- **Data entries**

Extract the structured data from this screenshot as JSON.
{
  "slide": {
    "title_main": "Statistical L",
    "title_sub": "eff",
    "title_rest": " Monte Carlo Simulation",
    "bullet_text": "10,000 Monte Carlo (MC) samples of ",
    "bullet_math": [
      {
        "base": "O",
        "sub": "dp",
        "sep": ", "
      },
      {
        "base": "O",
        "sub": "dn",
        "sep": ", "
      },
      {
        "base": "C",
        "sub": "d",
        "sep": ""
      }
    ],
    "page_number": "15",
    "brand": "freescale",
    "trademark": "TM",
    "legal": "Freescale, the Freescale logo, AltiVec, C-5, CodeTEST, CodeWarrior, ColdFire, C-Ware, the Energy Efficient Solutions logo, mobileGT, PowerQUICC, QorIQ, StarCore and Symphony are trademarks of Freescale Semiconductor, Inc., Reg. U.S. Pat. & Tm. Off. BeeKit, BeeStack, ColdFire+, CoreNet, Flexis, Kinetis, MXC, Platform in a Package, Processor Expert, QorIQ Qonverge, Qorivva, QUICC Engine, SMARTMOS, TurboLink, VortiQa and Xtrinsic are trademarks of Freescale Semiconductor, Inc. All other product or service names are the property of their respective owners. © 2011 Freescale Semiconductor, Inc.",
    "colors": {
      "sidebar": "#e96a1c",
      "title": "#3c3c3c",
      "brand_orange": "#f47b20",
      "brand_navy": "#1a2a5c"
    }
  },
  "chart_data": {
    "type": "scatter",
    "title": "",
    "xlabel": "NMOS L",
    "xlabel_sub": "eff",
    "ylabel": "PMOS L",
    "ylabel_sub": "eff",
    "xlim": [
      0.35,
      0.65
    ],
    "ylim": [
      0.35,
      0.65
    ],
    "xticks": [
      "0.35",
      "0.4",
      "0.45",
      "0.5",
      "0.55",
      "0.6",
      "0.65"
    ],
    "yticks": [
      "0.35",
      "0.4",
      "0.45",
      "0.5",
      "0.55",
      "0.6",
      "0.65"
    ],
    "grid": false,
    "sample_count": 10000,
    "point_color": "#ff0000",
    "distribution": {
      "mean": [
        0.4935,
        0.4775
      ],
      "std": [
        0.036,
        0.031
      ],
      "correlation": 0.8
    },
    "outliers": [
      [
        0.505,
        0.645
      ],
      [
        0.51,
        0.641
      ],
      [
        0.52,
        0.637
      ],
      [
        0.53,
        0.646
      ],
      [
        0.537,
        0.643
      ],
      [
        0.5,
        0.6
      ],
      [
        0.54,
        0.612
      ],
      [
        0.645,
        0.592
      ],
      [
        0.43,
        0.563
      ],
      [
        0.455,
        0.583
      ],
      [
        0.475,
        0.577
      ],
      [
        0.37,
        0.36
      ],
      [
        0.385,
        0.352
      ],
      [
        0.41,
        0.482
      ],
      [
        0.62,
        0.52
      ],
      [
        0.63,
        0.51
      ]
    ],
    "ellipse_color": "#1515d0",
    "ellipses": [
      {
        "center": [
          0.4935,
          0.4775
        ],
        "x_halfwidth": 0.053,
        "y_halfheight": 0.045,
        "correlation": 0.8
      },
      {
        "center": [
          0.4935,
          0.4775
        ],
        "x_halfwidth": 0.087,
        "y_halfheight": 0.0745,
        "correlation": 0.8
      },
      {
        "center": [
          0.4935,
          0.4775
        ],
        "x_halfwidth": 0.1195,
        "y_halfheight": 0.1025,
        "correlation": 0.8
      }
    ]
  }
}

- **What you should do**
Quote the entire listing above exactly.

- **Solution to this exercise**
Extract the structured data from this screenshot as JSON.
{
  "slide": {
    "title_main": "Statistical L",
    "title_sub": "eff",
    "title_rest": " Monte Carlo Simulation",
    "bullet_text": "10,000 Monte Carlo (MC) samples of ",
    "bullet_math": [
      {
        "base": "O",
        "sub": "dp",
        "sep": ", "
      },
      {
        "base": "O",
        "sub": "dn",
        "sep": ", "
      },
      {
        "base": "C",
        "sub": "d",
        "sep": ""
      }
    ],
    "page_number": "15",
    "brand": "freescale",
    "trademark": "TM",
    "legal": "Freescale, the Freescale logo, AltiVec, C-5, CodeTEST, CodeWarrior, ColdFire, C-Ware, the Energy Efficient Solutions logo, mobileGT, PowerQUICC, QorIQ, StarCore and Symphony are trademarks of Freescale Semiconductor, Inc., Reg. U.S. Pat. & Tm. Off. BeeKit, BeeStack, ColdFire+, CoreNet, Flexis, Kinetis, MXC, Platform in a Package, Processor Expert, QorIQ Qonverge, Qorivva, QUICC Engine, SMARTMOS, TurboLink, VortiQa and Xtrinsic are trademarks of Freescale Semiconductor, Inc. All other product or service names are the property of their respective owners. © 2011 Freescale Semiconductor, Inc.",
    "colors": {
      "sidebar": "#e96a1c",
      "title": "#3c3c3c",
      "brand_orange": "#f47b20",
      "brand_navy": "#1a2a5c"
    }
  },
  "chart_data": {
    "type": "scatter",
    "title": "",
    "xlabel": "NMOS L",
    "xlabel_sub": "eff",
    "ylabel": "PMOS L",
    "ylabel_sub": "eff",
    "xlim": [
      0.35,
      0.65
    ],
    "ylim": [
      0.35,
      0.65
    ],
    "xticks": [
      "0.35",
      "0.4",
      "0.45",
      "0.5",
      "0.55",
      "0.6",
      "0.65"
    ],
    "yticks": [
      "0.35",
      "0.4",
      "0.45",
      "0.5",
      "0.55",
      "0.6",
      "0.65"
    ],
    "grid": false,
    "sample_count": 10000,
    "point_color": "#ff0000",
    "distribution": {
      "mean": [
        0.4935,
        0.4775
      ],
      "std": [
        0.036,
        0.031
      ],
      "correlation": 0.8
    },
    "outliers": [
      [
        0.505,
        0.645
      ],
      [
        0.51,
        0.641
      ],
      [
        0.52,
        0.637
      ],
      [
        0.53,
        0.646
      ],
      [
        0.537,
        0.643
      ],
      [
        0.5,
        0.6
      ],
      [
        0.54,
        0.612
      ],
      [
        0.645,
        0.592
      ],
      [
        0.43,
        0.563
      ],
      [
        0.455,
        0.583
      ],
      [
        0.475,
        0.577
      ],
      [
        0.37,
        0.36
      ],
      [
        0.385,
        0.352
      ],
      [
        0.41,
        0.482
      ],
      [
        0.62,
        0.52
      ],
      [
        0.63,
        0.51
      ]
    ],
    "ellipse_color": "#1515d0",
    "ellipses": [
      {
        "center": [
          0.4935,
          0.4775
        ],
        "x_halfwidth": 0.053,
        "y_halfheight": 0.045,
        "correlation": 0.8
      },
      {
        "center": [
          0.4935,
          0.4775
        ],
        "x_halfwidth": 0.087,
        "y_halfheight": 0.0745,
        "correlation": 0.8
      },
      {
        "center": [
          0.4935,
          0.4775
        ],
        "x_halfwidth": 0.1195,
        "y_halfheight": 0.1025,
        "correlation": 0.8
      }
    ]
  }
}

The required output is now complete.